------ Excerpted data

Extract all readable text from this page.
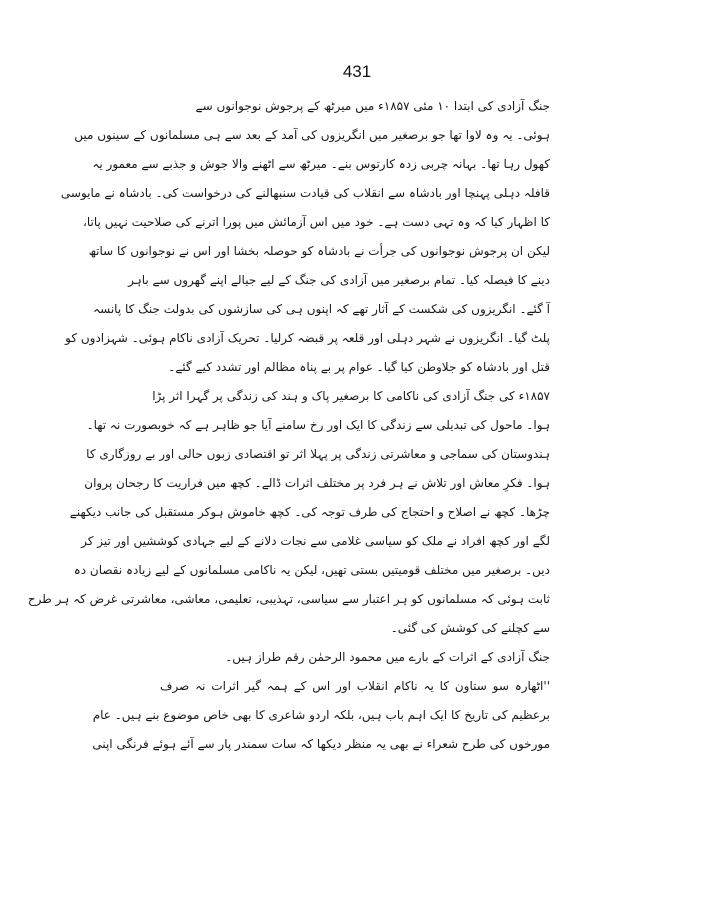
431
جنگ آزادی کی ابتدا ۱۰ مئی ۱۸۵۷ء میں میرٹھ کے پرجوش نوجوانوں سے
ہوئی۔ یہ وہ لاوا تھا جو برصغیر میں انگریزوں کی آمد کے بعد سے ہی مسلمانوں کے سینوں میں
کھول رہا تھا۔ بہانہ چربی زدہ کارتوس بنے۔ میرٹھ سے اٹھنے والا جوش و جذبے سے معمور یہ
قافلہ دہلی پہنچا اور بادشاہ سے انقلاب کی قیادت سنبھالنے کی درخواست کی۔ بادشاہ نے مایوسی
کا اظہار کیا کہ وہ تہی دست ہے۔ خود میں اس آزمائش میں پورا اترنے کی صلاحیت نہیں پاتا،
لیکن ان پرجوش نوجوانوں کی جرأت نے بادشاہ کو حوصلہ بخشا اور اس نے نوجوانوں کا ساتھ
دینے کا فیصلہ کیا۔ تمام برصغیر میں آزادی کی جنگ کے لیے جیالے اپنے گھروں سے باہر
آ گئے۔ انگریزوں کی شکست کے آثار تھے کہ اپنوں ہی کی سازشوں کی بدولت جنگ کا پانسہ
پلٹ گیا۔ انگریزوں نے شہر دہلی اور قلعہ پر قبضہ کرلیا۔ تحریک آزادی ناکام ہوئی۔ شہزادوں کو
قتل اور بادشاہ کو جلاوطن کیا گیا۔ عوام پر بے پناہ مظالم اور تشدد کیے گئے۔
۱۸۵۷ء کی جنگ آزادی کی ناکامی کا برصغیر پاک و ہند کی زندگی پر گہرا اثر پڑا
ہوا۔ ماحول کی تبدیلی سے زندگی کا ایک اور رخ سامنے آیا جو ظاہر ہے کہ خوبصورت نہ تھا۔
ہندوستان کی سماجی و معاشرتی زندگی پر پہلا اثر تو اقتصادی زبوں حالی اور بے روزگاری کا
ہوا۔ فکرِ معاش اور تلاش نے ہر فرد پر مختلف اثرات ڈالے۔ کچھ میں فراریت کا رجحان پروان
چڑھا۔ کچھ نے اصلاح و احتجاج کی طرف توجہ کی۔ کچھ خاموش ہوکر مستقبل کی جانب دیکھنے
لگے اور کچھ افراد نے ملک کو سیاسی غلامی سے نجات دلانے کے لیے جہادی کوششیں اور تیز کر
دیں۔ برصغیر میں مختلف قومیتیں بستی تھیں، لیکن یہ ناکامی مسلمانوں کے لیے زیادہ نقصان دہ
ثابت ہوئی کہ مسلمانوں کو ہر اعتبار سے سیاسی، تہذیبی، تعلیمی، معاشی، معاشرتی غرض کہ ہر طرح
سے کچلنے کی کوشش کی گئی۔
جنگ آزادی کے اثرات کے بارے میں محمود الرحمٰن رقم طراز ہیں۔
''اٹھارہ سو ستاون کا یہ ناکام انقلاب اور اس کے ہمہ گیر اثرات نہ صرف
برعظیم کی تاریخ کا ایک اہم باب ہیں، بلکہ اردو شاعری کا بھی خاص موضوع بنے ہیں۔ عام
مورخوں کی طرح شعراء نے بھی یہ منظر دیکھا کہ سات سمندر پار سے آئے ہوئے فرنگی اپنی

------------

_Exercise objective_
Determine how many lines in the data above contain the string "آزادی". Give nothing except the number.

_Task answer_
5